Transcribe every line of the listing below without any deviation.
▶
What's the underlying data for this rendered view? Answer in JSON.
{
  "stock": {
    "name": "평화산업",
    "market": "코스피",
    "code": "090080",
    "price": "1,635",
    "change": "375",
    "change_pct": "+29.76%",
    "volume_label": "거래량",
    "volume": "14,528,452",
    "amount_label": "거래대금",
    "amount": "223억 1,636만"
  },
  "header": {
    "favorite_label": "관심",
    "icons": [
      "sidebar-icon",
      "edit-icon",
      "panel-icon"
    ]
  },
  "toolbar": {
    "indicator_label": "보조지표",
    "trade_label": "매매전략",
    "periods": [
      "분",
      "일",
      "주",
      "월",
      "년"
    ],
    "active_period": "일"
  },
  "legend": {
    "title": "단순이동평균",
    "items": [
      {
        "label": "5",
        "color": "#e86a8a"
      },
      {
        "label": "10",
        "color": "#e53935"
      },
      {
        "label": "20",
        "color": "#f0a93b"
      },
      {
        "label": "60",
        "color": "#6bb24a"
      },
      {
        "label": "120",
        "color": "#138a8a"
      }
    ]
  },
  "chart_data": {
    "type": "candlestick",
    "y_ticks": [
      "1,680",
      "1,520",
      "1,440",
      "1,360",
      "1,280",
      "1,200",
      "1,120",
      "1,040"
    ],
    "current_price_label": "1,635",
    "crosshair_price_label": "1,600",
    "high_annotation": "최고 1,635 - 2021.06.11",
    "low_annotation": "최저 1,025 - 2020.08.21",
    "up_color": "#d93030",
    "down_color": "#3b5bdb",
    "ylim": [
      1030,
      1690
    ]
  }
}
◀
Result below:
What's the underlying data for this rendered view? Answer in JSON.
{
  "stock": {
    "name": "평화산업",
    "market": "코스피",
    "code": "090080",
    "price": "1,635",
    "change": "375",
    "change_pct": "+29.76%",
    "volume_label": "거래량",
    "volume": "14,528,452",
    "amount_label": "거래대금",
    "amount": "223억 1,636만"
  },
  "header": {
    "favorite_label": "관심",
    "icons": [
      "sidebar-icon",
      "edit-icon",
      "panel-icon"
    ]
  },
  "toolbar": {
    "indicator_label": "보조지표",
    "trade_label": "매매전략",
    "periods": [
      "분",
      "일",
      "주",
      "월",
      "년"
    ],
    "active_period": "일"
  },
  "legend": {
    "title": "단순이동평균",
    "items": [
      {
        "label": "5",
        "color": "#e86a8a"
      },
      {
        "label": "10",
        "color": "#e53935"
      },
      {
        "label": "20",
        "color": "#f0a93b"
      },
      {
        "label": "60",
        "color": "#6bb24a"
      },
      {
        "label": "120",
        "color": "#138a8a"
      }
    ]
  },
  "chart_data": {
    "type": "candlestick",
    "y_ticks": [
      "1,680",
      "1,520",
      "1,440",
      "1,360",
      "1,280",
      "1,200",
      "1,120",
      "1,040"
    ],
    "current_price_label": "1,635",
    "crosshair_price_label": "1,600",
    "high_annotation": "최고 1,635 - 2021.06.11",
    "low_annotation": "최저 1,025 - 2020.08.21",
    "up_color": "#d93030",
    "down_color": "#3b5bdb",
    "ylim": [
      1030,
      1690
    ]
  }
}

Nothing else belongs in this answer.